--- start Given records ---
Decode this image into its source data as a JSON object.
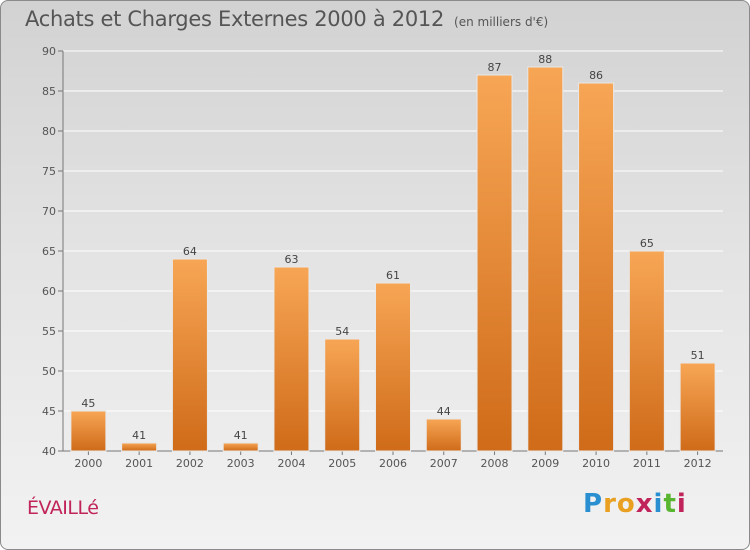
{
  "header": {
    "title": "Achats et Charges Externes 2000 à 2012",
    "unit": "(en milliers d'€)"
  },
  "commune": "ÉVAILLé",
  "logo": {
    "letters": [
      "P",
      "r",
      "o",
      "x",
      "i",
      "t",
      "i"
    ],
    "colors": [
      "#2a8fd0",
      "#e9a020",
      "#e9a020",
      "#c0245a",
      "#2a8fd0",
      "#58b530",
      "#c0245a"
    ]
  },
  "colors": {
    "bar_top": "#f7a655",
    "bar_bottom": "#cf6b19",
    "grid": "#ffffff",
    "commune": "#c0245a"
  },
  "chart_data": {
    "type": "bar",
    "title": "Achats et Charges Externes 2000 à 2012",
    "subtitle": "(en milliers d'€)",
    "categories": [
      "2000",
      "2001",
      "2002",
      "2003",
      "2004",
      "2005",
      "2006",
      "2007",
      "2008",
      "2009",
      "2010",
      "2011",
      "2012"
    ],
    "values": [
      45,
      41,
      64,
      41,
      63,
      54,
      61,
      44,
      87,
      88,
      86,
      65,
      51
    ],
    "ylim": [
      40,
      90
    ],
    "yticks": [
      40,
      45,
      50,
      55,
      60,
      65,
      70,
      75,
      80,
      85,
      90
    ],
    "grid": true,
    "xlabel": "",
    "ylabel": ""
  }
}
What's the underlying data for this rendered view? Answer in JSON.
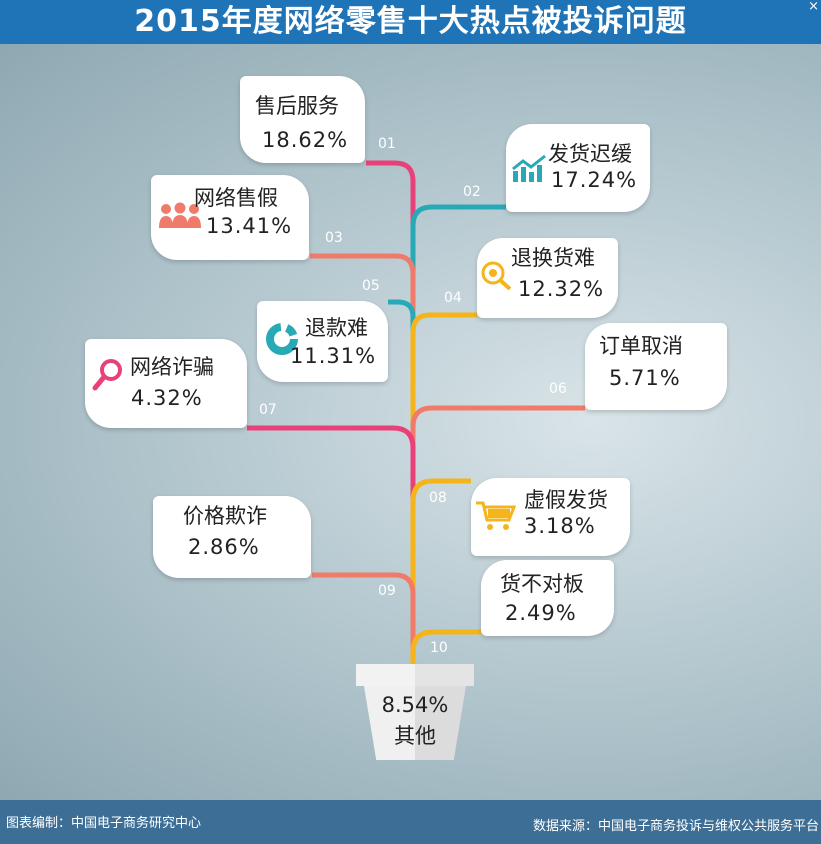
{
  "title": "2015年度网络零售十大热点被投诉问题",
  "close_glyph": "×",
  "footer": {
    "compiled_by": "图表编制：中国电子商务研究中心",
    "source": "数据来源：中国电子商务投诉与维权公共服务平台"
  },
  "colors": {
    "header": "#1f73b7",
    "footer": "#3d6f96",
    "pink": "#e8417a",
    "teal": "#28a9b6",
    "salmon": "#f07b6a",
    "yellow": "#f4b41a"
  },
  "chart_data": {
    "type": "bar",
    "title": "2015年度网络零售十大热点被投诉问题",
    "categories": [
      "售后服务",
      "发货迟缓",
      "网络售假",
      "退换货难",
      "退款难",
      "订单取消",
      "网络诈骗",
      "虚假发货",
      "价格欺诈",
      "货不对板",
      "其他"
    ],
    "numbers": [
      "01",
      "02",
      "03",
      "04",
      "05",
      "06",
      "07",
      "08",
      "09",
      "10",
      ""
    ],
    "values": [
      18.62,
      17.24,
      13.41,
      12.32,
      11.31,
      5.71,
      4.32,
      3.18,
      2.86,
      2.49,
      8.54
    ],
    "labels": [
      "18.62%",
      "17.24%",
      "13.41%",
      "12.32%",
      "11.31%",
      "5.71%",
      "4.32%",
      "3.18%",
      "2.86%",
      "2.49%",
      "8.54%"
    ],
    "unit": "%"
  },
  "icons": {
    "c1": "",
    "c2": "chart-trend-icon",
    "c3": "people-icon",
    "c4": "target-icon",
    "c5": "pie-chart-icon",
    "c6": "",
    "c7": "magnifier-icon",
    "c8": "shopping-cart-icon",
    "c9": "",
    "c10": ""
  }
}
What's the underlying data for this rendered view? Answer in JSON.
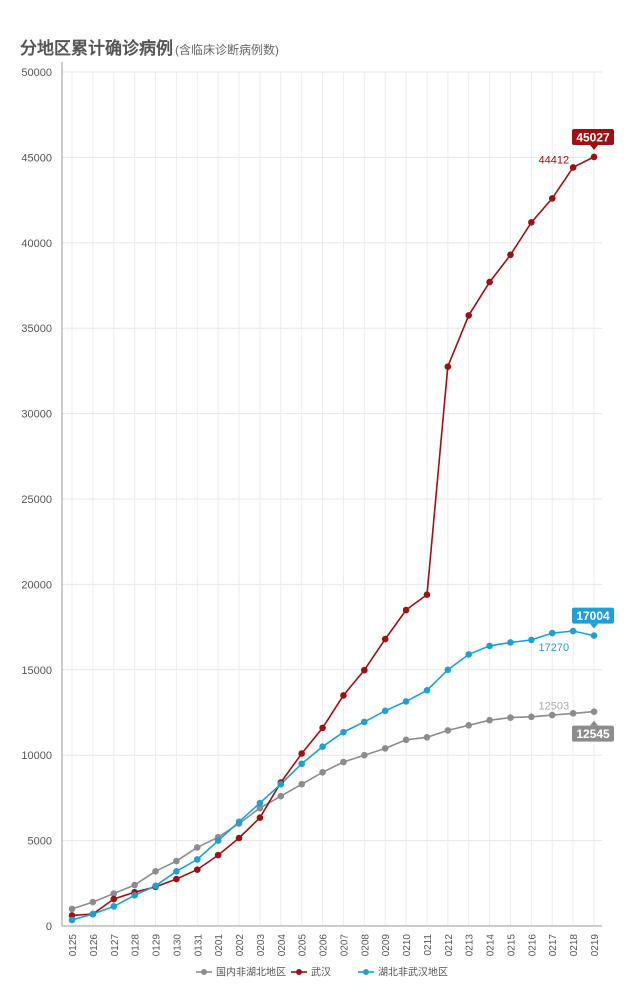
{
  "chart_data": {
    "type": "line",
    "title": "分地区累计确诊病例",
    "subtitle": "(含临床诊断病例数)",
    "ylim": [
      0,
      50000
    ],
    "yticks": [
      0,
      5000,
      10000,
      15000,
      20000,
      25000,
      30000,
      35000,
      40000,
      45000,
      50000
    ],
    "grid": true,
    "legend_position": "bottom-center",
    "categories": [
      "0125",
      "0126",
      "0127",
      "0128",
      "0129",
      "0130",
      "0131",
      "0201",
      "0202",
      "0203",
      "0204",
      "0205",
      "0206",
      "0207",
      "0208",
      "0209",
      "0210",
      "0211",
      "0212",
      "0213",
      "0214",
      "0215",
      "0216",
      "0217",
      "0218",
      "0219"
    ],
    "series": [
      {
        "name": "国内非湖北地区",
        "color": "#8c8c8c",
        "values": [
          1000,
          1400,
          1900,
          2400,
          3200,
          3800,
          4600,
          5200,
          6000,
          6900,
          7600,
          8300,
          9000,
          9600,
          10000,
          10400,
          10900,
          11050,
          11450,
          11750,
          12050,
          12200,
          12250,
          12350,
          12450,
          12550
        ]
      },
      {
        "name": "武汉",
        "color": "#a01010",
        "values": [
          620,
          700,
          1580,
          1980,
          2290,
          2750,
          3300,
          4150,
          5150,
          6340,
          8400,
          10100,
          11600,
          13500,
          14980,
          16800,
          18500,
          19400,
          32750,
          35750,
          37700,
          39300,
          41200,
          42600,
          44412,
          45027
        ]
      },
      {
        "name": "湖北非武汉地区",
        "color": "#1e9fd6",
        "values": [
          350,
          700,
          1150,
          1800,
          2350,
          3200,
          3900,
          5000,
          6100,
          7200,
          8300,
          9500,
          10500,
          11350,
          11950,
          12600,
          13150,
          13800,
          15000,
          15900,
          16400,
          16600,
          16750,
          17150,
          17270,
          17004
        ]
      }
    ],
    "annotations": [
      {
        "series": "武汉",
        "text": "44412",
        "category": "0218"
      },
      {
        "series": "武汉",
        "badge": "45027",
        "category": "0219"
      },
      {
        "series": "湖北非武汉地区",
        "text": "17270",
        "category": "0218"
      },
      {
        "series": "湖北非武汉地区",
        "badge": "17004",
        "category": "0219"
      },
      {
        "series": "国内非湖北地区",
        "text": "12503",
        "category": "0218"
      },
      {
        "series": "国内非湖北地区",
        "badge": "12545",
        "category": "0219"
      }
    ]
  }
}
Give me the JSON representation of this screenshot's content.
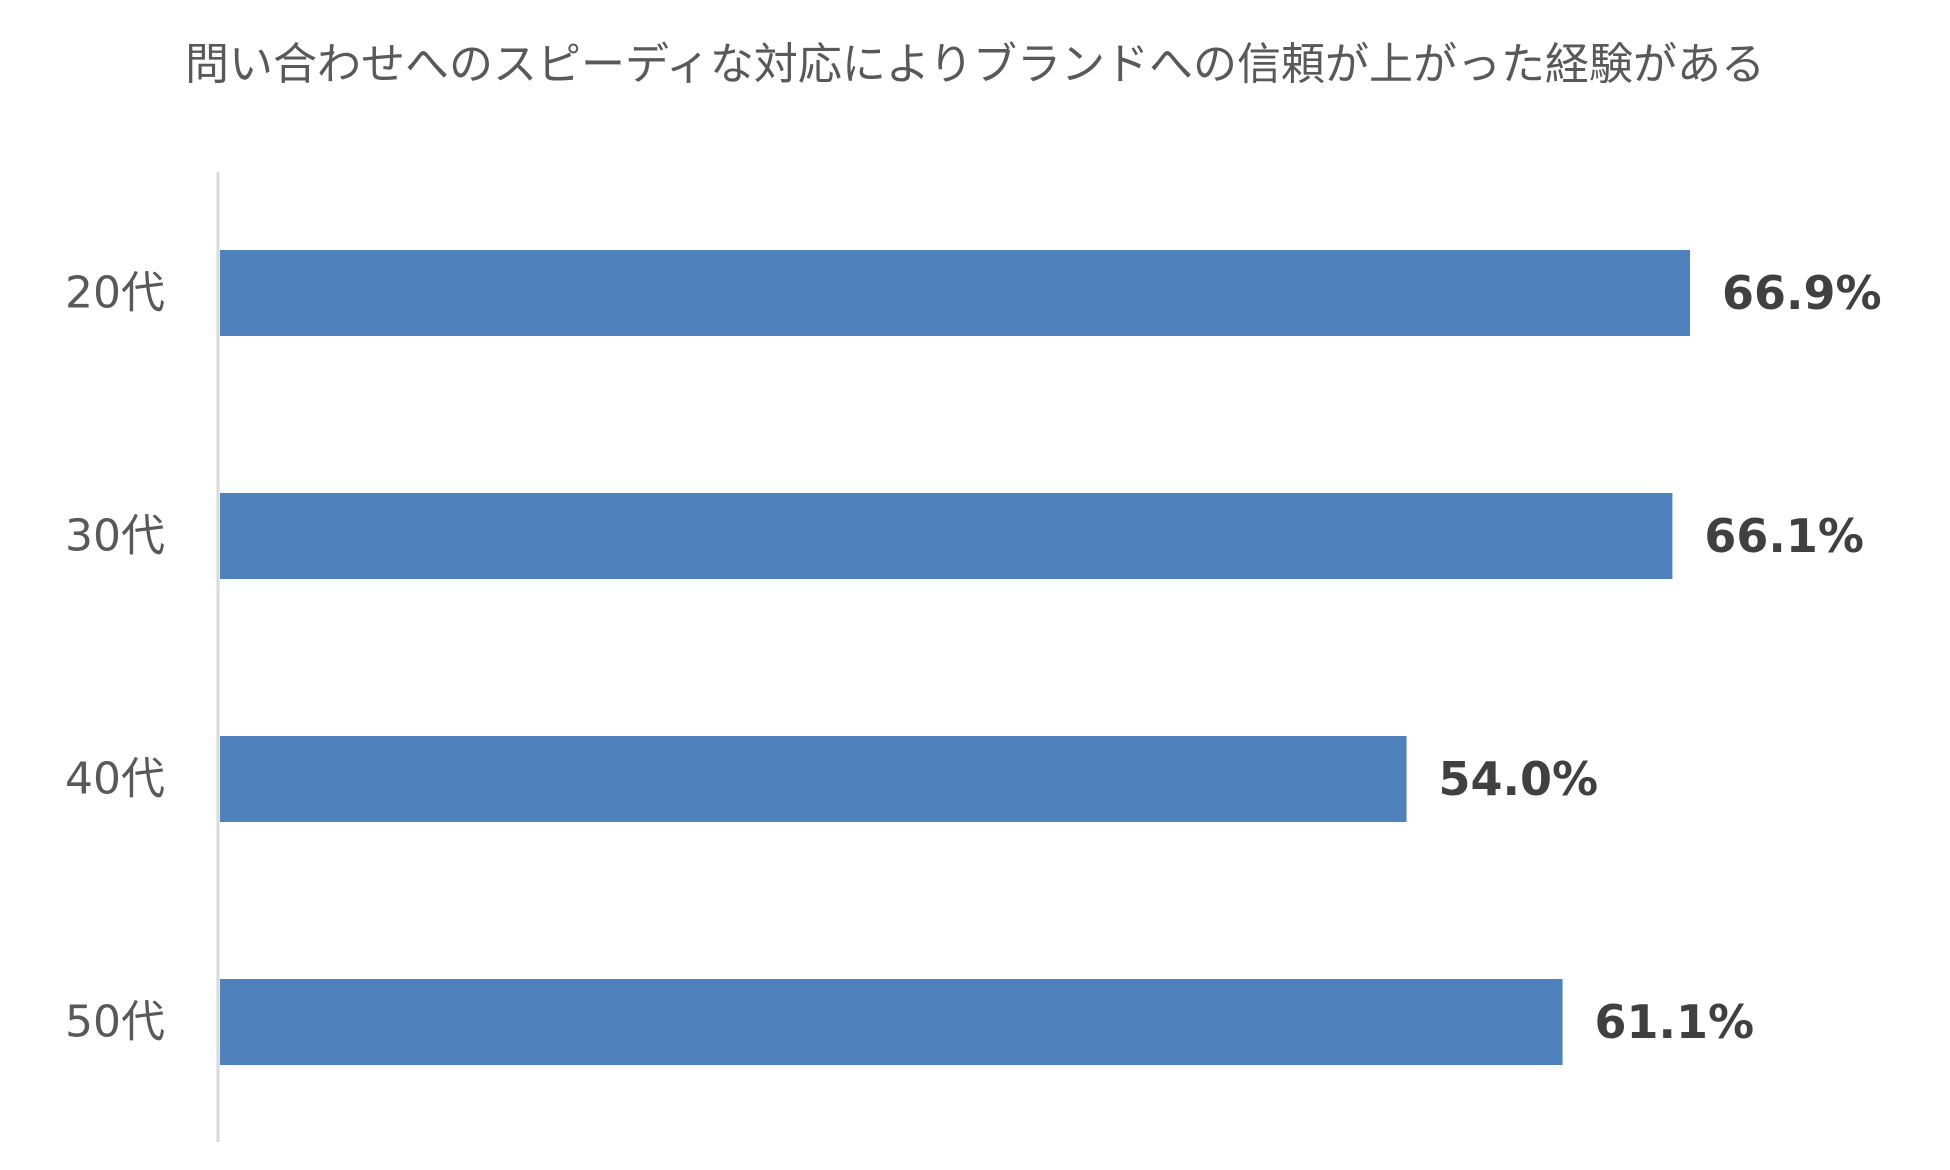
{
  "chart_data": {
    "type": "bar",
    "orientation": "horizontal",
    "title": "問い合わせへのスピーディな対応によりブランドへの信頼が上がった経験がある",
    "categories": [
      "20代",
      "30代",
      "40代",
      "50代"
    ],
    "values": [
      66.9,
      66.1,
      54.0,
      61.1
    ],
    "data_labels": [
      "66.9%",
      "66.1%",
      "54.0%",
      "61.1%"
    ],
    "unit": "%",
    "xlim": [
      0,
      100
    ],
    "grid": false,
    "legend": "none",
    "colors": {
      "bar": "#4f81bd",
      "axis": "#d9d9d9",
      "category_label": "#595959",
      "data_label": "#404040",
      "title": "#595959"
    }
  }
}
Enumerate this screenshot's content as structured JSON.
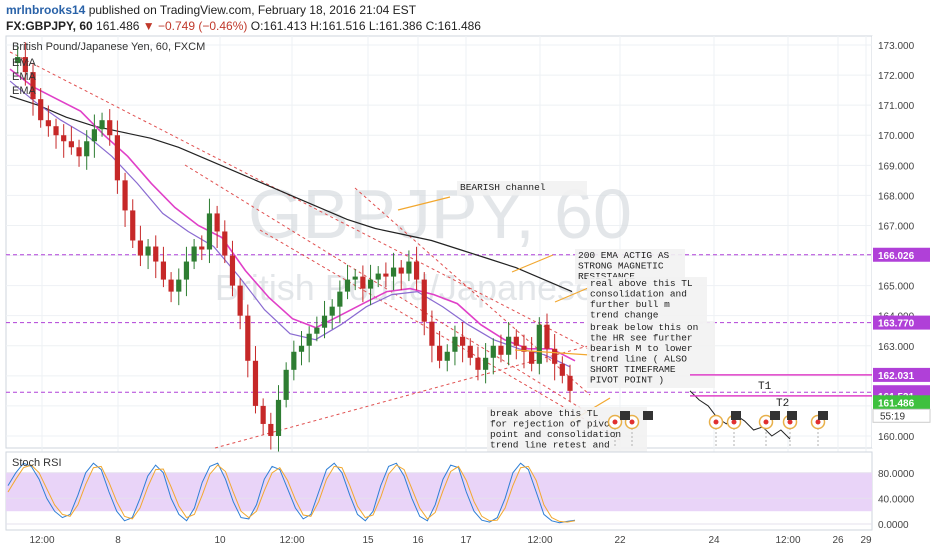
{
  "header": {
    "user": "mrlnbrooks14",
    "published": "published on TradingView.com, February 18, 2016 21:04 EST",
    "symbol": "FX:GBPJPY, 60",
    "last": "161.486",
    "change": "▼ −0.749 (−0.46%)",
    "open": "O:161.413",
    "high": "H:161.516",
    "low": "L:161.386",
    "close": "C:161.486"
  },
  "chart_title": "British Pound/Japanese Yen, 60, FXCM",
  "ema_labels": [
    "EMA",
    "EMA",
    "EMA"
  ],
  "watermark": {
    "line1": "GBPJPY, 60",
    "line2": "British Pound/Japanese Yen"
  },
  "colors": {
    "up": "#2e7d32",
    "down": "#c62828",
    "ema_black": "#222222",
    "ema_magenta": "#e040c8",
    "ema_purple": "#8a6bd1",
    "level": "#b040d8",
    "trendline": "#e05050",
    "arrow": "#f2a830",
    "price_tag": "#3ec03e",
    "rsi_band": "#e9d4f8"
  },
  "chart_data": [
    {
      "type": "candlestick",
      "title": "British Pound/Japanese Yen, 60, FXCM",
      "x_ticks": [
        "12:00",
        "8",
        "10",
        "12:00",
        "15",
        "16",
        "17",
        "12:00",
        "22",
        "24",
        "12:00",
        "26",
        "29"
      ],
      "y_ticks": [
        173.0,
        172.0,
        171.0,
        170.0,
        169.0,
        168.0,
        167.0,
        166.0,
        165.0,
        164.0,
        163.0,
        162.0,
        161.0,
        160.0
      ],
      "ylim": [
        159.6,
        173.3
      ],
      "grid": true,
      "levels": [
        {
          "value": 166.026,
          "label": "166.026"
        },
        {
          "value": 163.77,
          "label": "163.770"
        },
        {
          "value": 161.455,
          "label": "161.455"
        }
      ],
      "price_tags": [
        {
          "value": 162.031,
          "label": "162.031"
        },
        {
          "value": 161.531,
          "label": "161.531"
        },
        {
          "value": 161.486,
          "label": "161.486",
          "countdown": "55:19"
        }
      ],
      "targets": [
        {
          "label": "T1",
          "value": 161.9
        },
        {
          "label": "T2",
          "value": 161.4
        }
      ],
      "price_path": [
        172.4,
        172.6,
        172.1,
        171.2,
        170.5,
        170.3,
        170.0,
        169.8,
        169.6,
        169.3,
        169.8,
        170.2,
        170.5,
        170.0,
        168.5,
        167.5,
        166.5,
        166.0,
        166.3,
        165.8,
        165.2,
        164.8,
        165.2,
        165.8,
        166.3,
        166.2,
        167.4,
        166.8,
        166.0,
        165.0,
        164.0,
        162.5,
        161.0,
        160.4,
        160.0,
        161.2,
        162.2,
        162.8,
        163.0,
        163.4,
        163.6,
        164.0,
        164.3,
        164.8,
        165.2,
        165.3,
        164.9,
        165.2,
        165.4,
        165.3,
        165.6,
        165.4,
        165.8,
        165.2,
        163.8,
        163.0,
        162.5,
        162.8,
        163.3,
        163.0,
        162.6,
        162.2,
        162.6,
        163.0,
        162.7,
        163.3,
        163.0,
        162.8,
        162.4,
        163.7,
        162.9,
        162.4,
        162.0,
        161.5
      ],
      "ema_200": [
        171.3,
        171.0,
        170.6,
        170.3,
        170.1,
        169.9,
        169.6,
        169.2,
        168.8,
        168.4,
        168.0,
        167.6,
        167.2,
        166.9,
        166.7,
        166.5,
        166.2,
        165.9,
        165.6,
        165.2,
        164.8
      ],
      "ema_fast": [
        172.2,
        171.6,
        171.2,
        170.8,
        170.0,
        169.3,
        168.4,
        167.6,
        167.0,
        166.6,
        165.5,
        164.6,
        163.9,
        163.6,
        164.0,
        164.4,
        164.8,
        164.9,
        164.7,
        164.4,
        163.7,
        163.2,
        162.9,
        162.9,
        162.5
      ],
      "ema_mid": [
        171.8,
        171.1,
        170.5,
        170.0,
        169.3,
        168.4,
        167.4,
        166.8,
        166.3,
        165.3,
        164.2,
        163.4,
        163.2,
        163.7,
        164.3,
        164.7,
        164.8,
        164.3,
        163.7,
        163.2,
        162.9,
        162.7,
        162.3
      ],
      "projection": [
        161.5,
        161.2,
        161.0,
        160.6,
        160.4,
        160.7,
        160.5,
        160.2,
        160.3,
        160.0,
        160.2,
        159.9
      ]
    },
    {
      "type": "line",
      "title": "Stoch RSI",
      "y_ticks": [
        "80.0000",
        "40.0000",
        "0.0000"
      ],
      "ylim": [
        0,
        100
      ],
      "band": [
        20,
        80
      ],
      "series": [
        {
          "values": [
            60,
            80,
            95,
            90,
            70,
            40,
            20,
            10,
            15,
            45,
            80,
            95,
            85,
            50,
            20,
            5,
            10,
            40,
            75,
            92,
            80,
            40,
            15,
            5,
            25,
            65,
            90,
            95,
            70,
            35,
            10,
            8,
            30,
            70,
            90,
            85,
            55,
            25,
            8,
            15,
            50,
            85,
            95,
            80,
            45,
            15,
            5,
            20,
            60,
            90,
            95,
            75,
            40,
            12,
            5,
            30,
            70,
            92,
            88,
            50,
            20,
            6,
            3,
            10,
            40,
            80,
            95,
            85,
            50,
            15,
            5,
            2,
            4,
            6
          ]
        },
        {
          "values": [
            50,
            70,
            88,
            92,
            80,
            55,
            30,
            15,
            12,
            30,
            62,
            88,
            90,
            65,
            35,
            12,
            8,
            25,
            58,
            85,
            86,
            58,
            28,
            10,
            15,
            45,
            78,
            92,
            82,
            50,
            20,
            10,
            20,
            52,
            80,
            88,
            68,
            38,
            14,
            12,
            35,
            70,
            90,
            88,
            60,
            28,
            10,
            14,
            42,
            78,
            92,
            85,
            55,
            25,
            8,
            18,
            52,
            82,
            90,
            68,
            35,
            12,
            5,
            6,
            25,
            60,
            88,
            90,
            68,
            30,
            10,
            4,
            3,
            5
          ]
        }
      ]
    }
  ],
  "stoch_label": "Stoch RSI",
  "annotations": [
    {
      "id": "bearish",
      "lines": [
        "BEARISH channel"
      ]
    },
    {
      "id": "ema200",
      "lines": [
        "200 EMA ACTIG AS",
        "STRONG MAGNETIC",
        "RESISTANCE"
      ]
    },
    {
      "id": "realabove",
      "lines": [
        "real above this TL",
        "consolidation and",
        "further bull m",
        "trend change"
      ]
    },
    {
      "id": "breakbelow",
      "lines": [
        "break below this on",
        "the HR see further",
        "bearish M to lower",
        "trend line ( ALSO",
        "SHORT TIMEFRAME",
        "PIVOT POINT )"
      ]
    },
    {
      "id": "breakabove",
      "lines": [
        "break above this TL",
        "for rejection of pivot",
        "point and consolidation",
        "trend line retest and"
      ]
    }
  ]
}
--- end Given records ---
» Short problem: Determine how many lines include the string "British". Give no answer but the number.

» Task solution: 3